- [About this exercise]:
Could you restate the entries below word for word and leave the images out?

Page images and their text
BEGIN
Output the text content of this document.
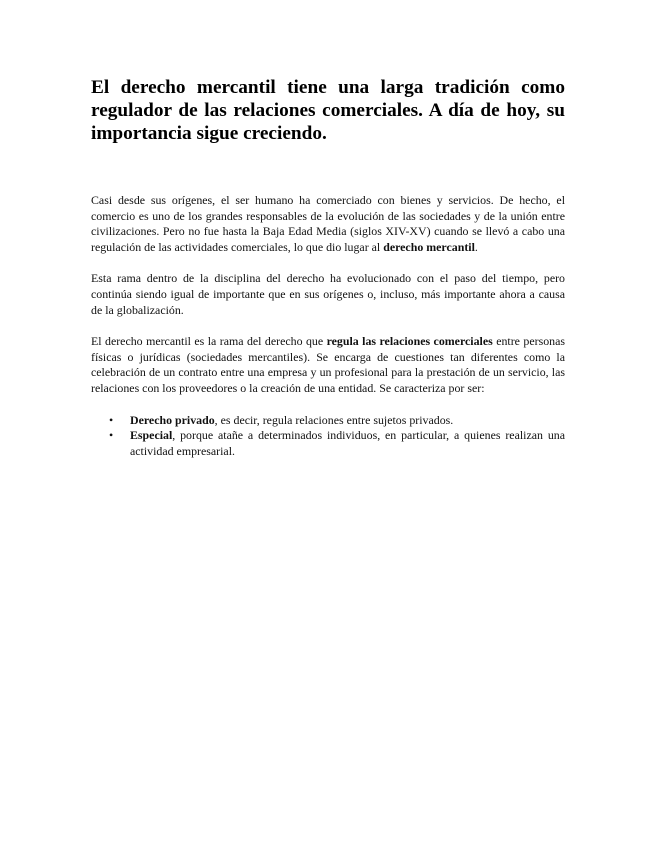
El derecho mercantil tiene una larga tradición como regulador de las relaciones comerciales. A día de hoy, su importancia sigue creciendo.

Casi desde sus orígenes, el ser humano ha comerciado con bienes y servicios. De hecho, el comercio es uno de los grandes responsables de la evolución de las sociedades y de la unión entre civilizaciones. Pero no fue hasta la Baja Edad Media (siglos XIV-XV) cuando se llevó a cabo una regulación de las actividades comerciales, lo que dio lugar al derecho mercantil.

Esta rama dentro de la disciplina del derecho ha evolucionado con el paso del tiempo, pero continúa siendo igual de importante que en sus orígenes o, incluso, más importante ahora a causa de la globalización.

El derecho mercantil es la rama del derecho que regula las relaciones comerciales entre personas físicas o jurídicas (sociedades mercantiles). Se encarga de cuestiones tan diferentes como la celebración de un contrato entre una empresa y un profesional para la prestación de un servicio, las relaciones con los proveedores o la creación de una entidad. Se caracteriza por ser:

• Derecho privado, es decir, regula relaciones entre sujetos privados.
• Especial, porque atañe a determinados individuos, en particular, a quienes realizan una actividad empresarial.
END
- [Answer box]:
Output the text content of this document.
El derecho mercantil tiene una larga tradición como regulador de las relaciones comerciales. A día de hoy, su importancia sigue creciendo.

Casi desde sus orígenes, el ser humano ha comerciado con bienes y servicios. De hecho, el comercio es uno de los grandes responsables de la evolución de las sociedades y de la unión entre civilizaciones. Pero no fue hasta la Baja Edad Media (siglos XIV-XV) cuando se llevó a cabo una regulación de las actividades comerciales, lo que dio lugar al derecho mercantil.

Esta rama dentro de la disciplina del derecho ha evolucionado con el paso del tiempo, pero continúa siendo igual de importante que en sus orígenes o, incluso, más importante ahora a causa de la globalización.

El derecho mercantil es la rama del derecho que regula las relaciones comerciales entre personas físicas o jurídicas (sociedades mercantiles). Se encarga de cuestiones tan diferentes como la celebración de un contrato entre una empresa y un profesional para la prestación de un servicio, las relaciones con los proveedores o la creación de una entidad. Se caracteriza por ser:

• Derecho privado, es decir, regula relaciones entre sujetos privados.
• Especial, porque atañe a determinados individuos, en particular, a quienes realizan una actividad empresarial.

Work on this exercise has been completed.